### OBJECTIVE
Copy out every line exactly, passing over the pictures.

(Items from a data source)
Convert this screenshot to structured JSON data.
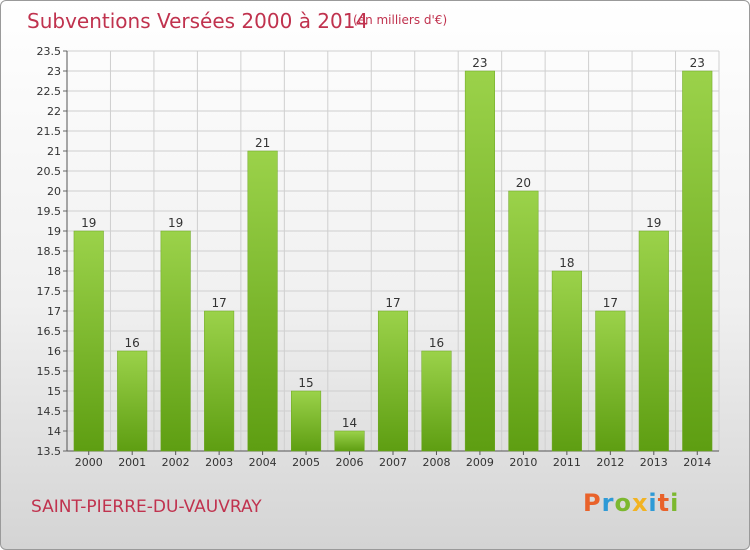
{
  "title": "Subventions Versées 2000 à 2014",
  "subtitle": "(en milliers d'€)",
  "commune": "SAINT-PIERRE-DU-VAUVRAY",
  "logo": {
    "letters": [
      "P",
      "r",
      "o",
      "x",
      "i",
      "t",
      "i"
    ],
    "colors": [
      "#e9622a",
      "#2e9ad6",
      "#7cb82f",
      "#f2b322",
      "#2e9ad6",
      "#e9622a",
      "#7cb82f"
    ]
  },
  "chart_data": {
    "type": "bar",
    "categories": [
      "2000",
      "2001",
      "2002",
      "2003",
      "2004",
      "2005",
      "2006",
      "2007",
      "2008",
      "2009",
      "2010",
      "2011",
      "2012",
      "2013",
      "2014"
    ],
    "values": [
      19,
      16,
      19,
      17,
      21,
      15,
      14,
      17,
      16,
      23,
      20,
      18,
      17,
      19,
      23
    ],
    "labels": [
      "19",
      "16",
      "19",
      "17",
      "21",
      "15",
      "14",
      "17",
      "16",
      "23",
      "20",
      "18",
      "17",
      "19",
      "23"
    ],
    "ylim": [
      13.5,
      23.5
    ],
    "yticks": [
      "13.5",
      "14",
      "14.5",
      "15",
      "15.5",
      "16",
      "16.5",
      "17",
      "17.5",
      "18",
      "18.5",
      "19",
      "19.5",
      "20",
      "20.5",
      "21",
      "21.5",
      "22",
      "22.5",
      "23",
      "23.5"
    ],
    "grid": true,
    "bar_color": "#8cc63f"
  }
}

### REPLY
Convert this screenshot to structured JSON data.
{
  "title": "Subventions Versées 2000 à 2014",
  "subtitle": "(en milliers d'€)",
  "commune": "SAINT-PIERRE-DU-VAUVRAY",
  "logo": {
    "letters": [
      "P",
      "r",
      "o",
      "x",
      "i",
      "t",
      "i"
    ],
    "colors": [
      "#e9622a",
      "#2e9ad6",
      "#7cb82f",
      "#f2b322",
      "#2e9ad6",
      "#e9622a",
      "#7cb82f"
    ]
  },
  "chart_data": {
    "type": "bar",
    "categories": [
      "2000",
      "2001",
      "2002",
      "2003",
      "2004",
      "2005",
      "2006",
      "2007",
      "2008",
      "2009",
      "2010",
      "2011",
      "2012",
      "2013",
      "2014"
    ],
    "values": [
      19,
      16,
      19,
      17,
      21,
      15,
      14,
      17,
      16,
      23,
      20,
      18,
      17,
      19,
      23
    ],
    "labels": [
      "19",
      "16",
      "19",
      "17",
      "21",
      "15",
      "14",
      "17",
      "16",
      "23",
      "20",
      "18",
      "17",
      "19",
      "23"
    ],
    "ylim": [
      13.5,
      23.5
    ],
    "yticks": [
      "13.5",
      "14",
      "14.5",
      "15",
      "15.5",
      "16",
      "16.5",
      "17",
      "17.5",
      "18",
      "18.5",
      "19",
      "19.5",
      "20",
      "20.5",
      "21",
      "21.5",
      "22",
      "22.5",
      "23",
      "23.5"
    ],
    "grid": true,
    "bar_color": "#8cc63f"
  }
}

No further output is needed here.